REQUIRED TASK:
Print the data exactly, leaving nothing out.

Extracted data entries:
◇ ◇ ◇ ◇

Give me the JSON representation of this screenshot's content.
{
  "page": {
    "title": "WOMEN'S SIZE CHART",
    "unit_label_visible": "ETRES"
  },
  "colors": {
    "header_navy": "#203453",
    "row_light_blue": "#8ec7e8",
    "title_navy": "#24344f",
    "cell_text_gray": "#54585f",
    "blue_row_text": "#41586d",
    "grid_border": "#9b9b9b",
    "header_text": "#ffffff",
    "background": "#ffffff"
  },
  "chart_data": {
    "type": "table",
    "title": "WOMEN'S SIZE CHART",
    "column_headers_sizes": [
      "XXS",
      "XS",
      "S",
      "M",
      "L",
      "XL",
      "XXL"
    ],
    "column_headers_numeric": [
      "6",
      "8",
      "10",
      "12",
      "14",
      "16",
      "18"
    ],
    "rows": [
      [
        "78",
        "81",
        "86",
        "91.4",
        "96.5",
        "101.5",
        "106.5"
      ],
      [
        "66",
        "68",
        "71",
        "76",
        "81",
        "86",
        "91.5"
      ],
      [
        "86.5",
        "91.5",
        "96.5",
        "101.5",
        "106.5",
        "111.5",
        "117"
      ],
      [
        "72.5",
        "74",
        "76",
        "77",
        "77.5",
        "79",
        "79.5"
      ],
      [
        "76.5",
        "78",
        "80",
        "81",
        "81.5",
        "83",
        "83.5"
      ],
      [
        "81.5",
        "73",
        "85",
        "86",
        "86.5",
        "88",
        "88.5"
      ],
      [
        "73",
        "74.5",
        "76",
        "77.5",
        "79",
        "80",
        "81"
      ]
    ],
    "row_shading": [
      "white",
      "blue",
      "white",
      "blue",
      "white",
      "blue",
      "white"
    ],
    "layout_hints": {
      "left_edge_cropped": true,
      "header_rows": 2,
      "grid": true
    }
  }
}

◇ ◇ ◇ ◇

WRITTEN REPLY:
Give me the JSON representation of this screenshot's content.
{
  "page": {
    "title": "WOMEN'S SIZE CHART",
    "unit_label_visible": "ETRES"
  },
  "colors": {
    "header_navy": "#203453",
    "row_light_blue": "#8ec7e8",
    "title_navy": "#24344f",
    "cell_text_gray": "#54585f",
    "blue_row_text": "#41586d",
    "grid_border": "#9b9b9b",
    "header_text": "#ffffff",
    "background": "#ffffff"
  },
  "chart_data": {
    "type": "table",
    "title": "WOMEN'S SIZE CHART",
    "column_headers_sizes": [
      "XXS",
      "XS",
      "S",
      "M",
      "L",
      "XL",
      "XXL"
    ],
    "column_headers_numeric": [
      "6",
      "8",
      "10",
      "12",
      "14",
      "16",
      "18"
    ],
    "rows": [
      [
        "78",
        "81",
        "86",
        "91.4",
        "96.5",
        "101.5",
        "106.5"
      ],
      [
        "66",
        "68",
        "71",
        "76",
        "81",
        "86",
        "91.5"
      ],
      [
        "86.5",
        "91.5",
        "96.5",
        "101.5",
        "106.5",
        "111.5",
        "117"
      ],
      [
        "72.5",
        "74",
        "76",
        "77",
        "77.5",
        "79",
        "79.5"
      ],
      [
        "76.5",
        "78",
        "80",
        "81",
        "81.5",
        "83",
        "83.5"
      ],
      [
        "81.5",
        "73",
        "85",
        "86",
        "86.5",
        "88",
        "88.5"
      ],
      [
        "73",
        "74.5",
        "76",
        "77.5",
        "79",
        "80",
        "81"
      ]
    ],
    "row_shading": [
      "white",
      "blue",
      "white",
      "blue",
      "white",
      "blue",
      "white"
    ],
    "layout_hints": {
      "left_edge_cropped": true,
      "header_rows": 2,
      "grid": true
    }
  }
}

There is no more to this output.